OBJECTIVE ▸ Produce an exact transcription of the listing below, omitting the pictures.

━━━━━━━━━━━━━━━━━━━━

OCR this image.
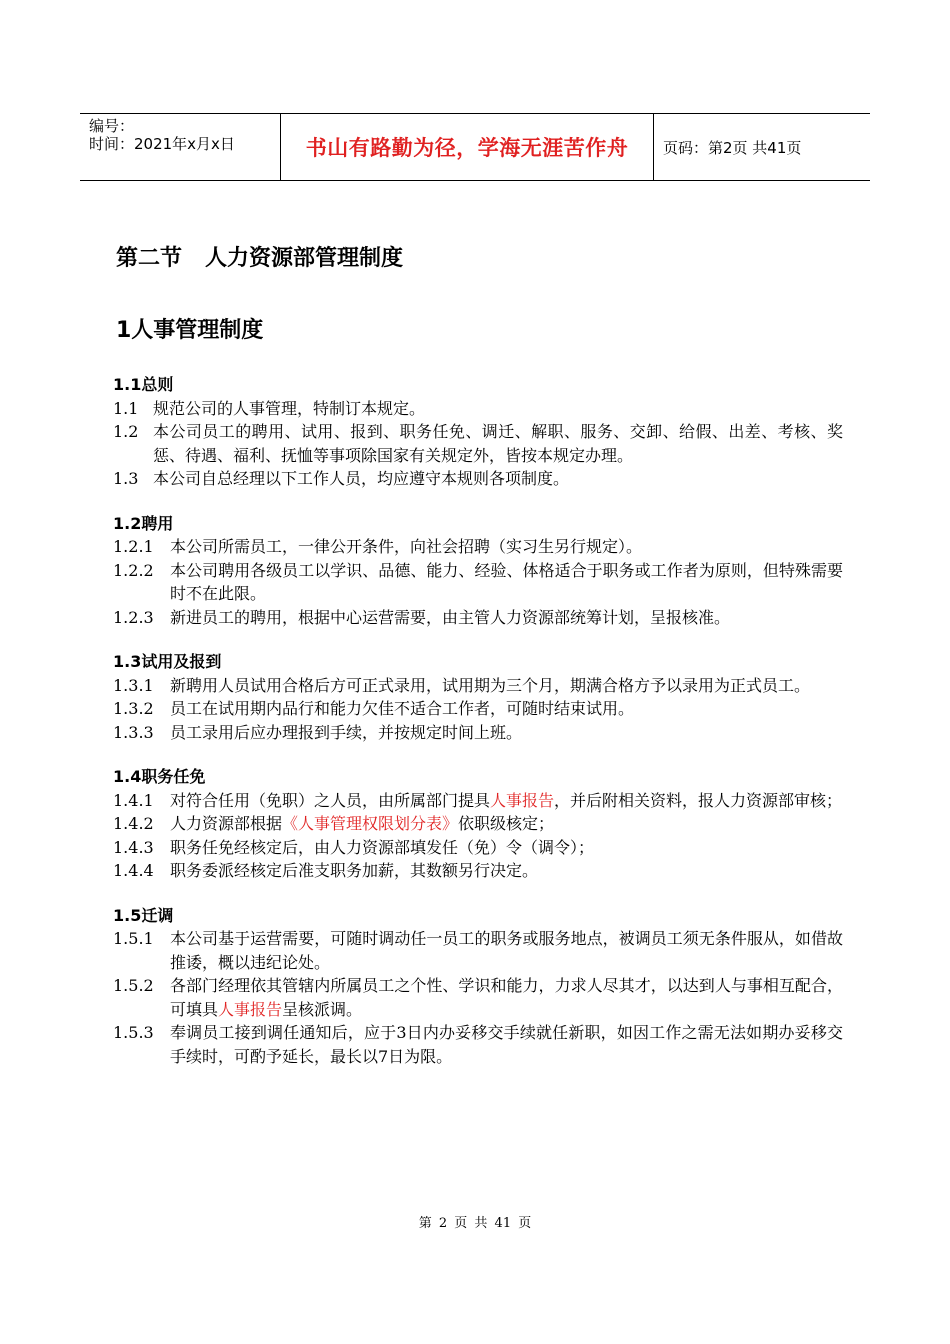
编号：
时间：2021年x月x日	书山有路勤为径，学海无涯苦作舟	页码：第2页 共41页
第二节   人力资源部管理制度
1人事管理制度
1.1总则
1.1 规范公司的人事管理，特制订本规定。
1.2 本公司员工的聘用、试用、报到、职务任免、调迁、解职、服务、交卸、给假、出差、考核、奖惩、待遇、福利、抚恤等事项除国家有关规定外，皆按本规定办理。
1.3 本公司自总经理以下工作人员，均应遵守本规则各项制度。
1.2聘用
1.2.1 本公司所需员工，一律公开条件，向社会招聘（实习生另行规定）。
1.2.2 本公司聘用各级员工以学识、品德、能力、经验、体格适合于职务或工作者为原则，但特殊需要时不在此限。
1.2.3 新进员工的聘用，根据中心运营需要，由主管人力资源部统筹计划，呈报核准。
1.3试用及报到
1.3.1 新聘用人员试用合格后方可正式录用，试用期为三个月，期满合格方予以录用为正式员工。
1.3.2 员工在试用期内品行和能力欠佳不适合工作者，可随时结束试用。
1.3.3 员工录用后应办理报到手续，并按规定时间上班。
1.4职务任免
1.4.1 对符合任用（免职）之人员，由所属部门提具人事报告，并后附相关资料，报人力资源部审核；
1.4.2 人力资源部根据《人事管理权限划分表》依职级核定；
1.4.3 职务任免经核定后，由人力资源部填发任（免）令（调令）；
1.4.4 职务委派经核定后准支职务加薪，其数额另行决定。
1.5迁调
1.5.1 本公司基于运营需要，可随时调动任一员工的职务或服务地点，被调员工须无条件服从，如借故推诿，概以违纪论处。
1.5.2 各部门经理依其管辖内所属员工之个性、学识和能力，力求人尽其才，以达到人与事相互配合，可填具人事报告呈核派调。
1.5.3 奉调员工接到调任通知后，应于3日内办妥移交手续就任新职，如因工作之需无法如期办妥移交手续时，可酌予延长，最长以7日为限。
第 2 页 共 41 页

━━━━━━━━━━━━━━━━━━━━

OUTPUT ▸
OCR this image.
编号：
时间：2021年x月x日	书山有路勤为径，学海无涯苦作舟	页码：第2页 共41页
第二节   人力资源部管理制度
1人事管理制度
1.1总则
1.1 规范公司的人事管理，特制订本规定。
1.2 本公司员工的聘用、试用、报到、职务任免、调迁、解职、服务、交卸、给假、出差、考核、奖惩、待遇、福利、抚恤等事项除国家有关规定外，皆按本规定办理。
1.3 本公司自总经理以下工作人员，均应遵守本规则各项制度。
1.2聘用
1.2.1 本公司所需员工，一律公开条件，向社会招聘（实习生另行规定）。
1.2.2 本公司聘用各级员工以学识、品德、能力、经验、体格适合于职务或工作者为原则，但特殊需要时不在此限。
1.2.3 新进员工的聘用，根据中心运营需要，由主管人力资源部统筹计划，呈报核准。
1.3试用及报到
1.3.1 新聘用人员试用合格后方可正式录用，试用期为三个月，期满合格方予以录用为正式员工。
1.3.2 员工在试用期内品行和能力欠佳不适合工作者，可随时结束试用。
1.3.3 员工录用后应办理报到手续，并按规定时间上班。
1.4职务任免
1.4.1 对符合任用（免职）之人员，由所属部门提具人事报告，并后附相关资料，报人力资源部审核；
1.4.2 人力资源部根据《人事管理权限划分表》依职级核定；
1.4.3 职务任免经核定后，由人力资源部填发任（免）令（调令）；
1.4.4 职务委派经核定后准支职务加薪，其数额另行决定。
1.5迁调
1.5.1 本公司基于运营需要，可随时调动任一员工的职务或服务地点，被调员工须无条件服从，如借故推诿，概以违纪论处。
1.5.2 各部门经理依其管辖内所属员工之个性、学识和能力，力求人尽其才，以达到人与事相互配合，可填具人事报告呈核派调。
1.5.3 奉调员工接到调任通知后，应于3日内办妥移交手续就任新职，如因工作之需无法如期办妥移交手续时，可酌予延长，最长以7日为限。
第 2 页 共 41 页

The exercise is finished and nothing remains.